— BEGIN GIVEN RECORDS —

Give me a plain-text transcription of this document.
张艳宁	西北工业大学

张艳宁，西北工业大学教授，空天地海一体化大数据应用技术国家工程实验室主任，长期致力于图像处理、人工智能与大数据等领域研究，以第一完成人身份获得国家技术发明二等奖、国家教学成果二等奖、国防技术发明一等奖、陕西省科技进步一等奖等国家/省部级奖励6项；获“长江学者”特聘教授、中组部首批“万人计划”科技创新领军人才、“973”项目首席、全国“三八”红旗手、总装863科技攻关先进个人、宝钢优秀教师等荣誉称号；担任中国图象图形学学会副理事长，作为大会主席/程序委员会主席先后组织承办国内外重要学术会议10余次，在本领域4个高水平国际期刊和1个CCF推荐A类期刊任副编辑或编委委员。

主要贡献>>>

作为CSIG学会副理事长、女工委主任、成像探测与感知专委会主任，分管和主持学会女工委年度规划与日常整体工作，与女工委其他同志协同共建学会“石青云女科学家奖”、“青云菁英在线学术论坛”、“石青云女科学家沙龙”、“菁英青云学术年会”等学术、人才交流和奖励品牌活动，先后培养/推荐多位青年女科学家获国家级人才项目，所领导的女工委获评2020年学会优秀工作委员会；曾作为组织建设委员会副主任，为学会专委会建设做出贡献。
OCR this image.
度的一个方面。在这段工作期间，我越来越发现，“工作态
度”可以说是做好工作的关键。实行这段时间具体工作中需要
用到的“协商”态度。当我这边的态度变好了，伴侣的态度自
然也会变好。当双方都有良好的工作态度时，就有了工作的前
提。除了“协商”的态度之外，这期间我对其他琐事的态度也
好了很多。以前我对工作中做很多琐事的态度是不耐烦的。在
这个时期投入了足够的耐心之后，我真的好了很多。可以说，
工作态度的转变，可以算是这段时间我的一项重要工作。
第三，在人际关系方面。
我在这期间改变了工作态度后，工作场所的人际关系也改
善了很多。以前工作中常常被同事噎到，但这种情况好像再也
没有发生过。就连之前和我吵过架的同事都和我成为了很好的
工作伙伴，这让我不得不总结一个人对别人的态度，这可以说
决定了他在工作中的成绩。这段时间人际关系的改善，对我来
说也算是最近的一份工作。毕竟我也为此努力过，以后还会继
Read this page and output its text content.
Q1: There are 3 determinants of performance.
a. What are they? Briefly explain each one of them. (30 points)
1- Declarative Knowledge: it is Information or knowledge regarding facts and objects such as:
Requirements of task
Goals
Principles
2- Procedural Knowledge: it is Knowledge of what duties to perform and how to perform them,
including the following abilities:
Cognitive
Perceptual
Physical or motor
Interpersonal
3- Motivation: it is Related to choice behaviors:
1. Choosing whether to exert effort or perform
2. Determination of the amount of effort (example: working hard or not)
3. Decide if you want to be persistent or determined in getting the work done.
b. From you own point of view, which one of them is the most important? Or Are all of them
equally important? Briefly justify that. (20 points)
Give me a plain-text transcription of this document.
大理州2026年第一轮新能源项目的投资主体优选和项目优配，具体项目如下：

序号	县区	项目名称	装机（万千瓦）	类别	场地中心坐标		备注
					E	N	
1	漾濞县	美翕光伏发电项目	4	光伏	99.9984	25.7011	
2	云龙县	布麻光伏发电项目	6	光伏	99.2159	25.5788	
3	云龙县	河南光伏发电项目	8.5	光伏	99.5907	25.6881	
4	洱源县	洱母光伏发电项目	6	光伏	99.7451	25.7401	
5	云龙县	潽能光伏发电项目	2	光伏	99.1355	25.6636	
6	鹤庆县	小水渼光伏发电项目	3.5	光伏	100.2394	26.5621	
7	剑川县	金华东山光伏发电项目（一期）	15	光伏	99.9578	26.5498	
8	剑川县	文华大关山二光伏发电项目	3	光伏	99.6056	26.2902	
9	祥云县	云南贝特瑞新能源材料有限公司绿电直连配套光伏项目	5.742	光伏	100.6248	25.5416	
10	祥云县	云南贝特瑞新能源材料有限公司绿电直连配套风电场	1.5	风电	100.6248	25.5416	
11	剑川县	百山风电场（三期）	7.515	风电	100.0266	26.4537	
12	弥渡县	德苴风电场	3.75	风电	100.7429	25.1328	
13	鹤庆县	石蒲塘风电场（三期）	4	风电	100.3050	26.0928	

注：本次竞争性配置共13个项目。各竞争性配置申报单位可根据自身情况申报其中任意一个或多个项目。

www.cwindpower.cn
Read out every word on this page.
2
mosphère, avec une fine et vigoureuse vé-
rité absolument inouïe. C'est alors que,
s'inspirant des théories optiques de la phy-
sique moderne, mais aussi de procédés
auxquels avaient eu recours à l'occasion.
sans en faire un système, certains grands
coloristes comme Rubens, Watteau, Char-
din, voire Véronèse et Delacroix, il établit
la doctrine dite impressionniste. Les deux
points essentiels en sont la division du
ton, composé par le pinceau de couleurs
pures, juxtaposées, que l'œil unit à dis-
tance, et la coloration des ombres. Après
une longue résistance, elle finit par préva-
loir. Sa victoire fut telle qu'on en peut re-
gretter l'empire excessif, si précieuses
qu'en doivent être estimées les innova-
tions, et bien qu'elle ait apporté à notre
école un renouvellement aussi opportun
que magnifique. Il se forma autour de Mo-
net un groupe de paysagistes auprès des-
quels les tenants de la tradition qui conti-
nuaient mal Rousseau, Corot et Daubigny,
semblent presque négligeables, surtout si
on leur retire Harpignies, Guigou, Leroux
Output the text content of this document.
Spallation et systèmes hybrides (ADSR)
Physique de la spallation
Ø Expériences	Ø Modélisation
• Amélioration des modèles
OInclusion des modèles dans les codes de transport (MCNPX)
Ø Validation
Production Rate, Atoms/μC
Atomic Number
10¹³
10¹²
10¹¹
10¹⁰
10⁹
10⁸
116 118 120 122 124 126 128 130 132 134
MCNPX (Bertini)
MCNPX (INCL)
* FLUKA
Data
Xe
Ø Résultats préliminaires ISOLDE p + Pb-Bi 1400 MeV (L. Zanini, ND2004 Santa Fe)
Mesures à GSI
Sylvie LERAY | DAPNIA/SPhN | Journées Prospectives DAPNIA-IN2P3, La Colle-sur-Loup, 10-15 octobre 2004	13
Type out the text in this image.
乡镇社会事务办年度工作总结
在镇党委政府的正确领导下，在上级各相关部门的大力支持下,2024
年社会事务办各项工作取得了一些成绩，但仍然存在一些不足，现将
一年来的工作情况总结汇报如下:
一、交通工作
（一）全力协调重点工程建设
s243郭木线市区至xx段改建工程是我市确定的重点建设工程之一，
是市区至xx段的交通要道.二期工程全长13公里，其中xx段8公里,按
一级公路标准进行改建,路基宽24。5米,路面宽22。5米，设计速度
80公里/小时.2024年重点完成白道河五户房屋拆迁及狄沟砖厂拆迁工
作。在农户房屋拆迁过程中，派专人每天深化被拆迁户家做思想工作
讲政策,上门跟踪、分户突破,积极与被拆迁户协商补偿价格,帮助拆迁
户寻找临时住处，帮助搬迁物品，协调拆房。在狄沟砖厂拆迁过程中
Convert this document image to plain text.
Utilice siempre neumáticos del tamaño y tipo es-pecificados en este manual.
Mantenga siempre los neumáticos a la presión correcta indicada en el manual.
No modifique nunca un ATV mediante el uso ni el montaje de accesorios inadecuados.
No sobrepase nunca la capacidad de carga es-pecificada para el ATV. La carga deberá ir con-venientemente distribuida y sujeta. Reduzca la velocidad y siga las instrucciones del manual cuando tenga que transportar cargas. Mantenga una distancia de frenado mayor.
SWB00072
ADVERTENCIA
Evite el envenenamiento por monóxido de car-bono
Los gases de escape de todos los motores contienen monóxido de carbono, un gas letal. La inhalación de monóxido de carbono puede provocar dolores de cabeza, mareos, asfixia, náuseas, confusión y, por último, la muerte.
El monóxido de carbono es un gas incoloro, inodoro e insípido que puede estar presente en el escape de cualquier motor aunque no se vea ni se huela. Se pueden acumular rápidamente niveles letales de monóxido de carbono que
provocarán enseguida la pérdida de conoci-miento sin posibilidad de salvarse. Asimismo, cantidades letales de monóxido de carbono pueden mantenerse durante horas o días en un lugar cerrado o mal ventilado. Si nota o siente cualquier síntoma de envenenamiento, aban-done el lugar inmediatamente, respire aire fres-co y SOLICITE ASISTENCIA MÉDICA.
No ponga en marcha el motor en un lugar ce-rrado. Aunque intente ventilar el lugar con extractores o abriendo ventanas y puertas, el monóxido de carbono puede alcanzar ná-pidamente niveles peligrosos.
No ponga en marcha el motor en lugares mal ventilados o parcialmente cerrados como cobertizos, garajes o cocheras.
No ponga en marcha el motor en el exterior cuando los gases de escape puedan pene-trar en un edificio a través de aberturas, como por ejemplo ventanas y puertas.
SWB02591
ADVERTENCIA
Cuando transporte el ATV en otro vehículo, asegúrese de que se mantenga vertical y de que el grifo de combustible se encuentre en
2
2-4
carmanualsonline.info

— END GIVEN RECORDS —

> [DIRECTIONS]:
Copy all lines of the listing above that contain the string "document".

> [ANSWER IN FULL]:
Give me a plain-text transcription of this document.
Give me a plain-text transcription of this document.
Output the text content of this document.
Convert this document image to plain text.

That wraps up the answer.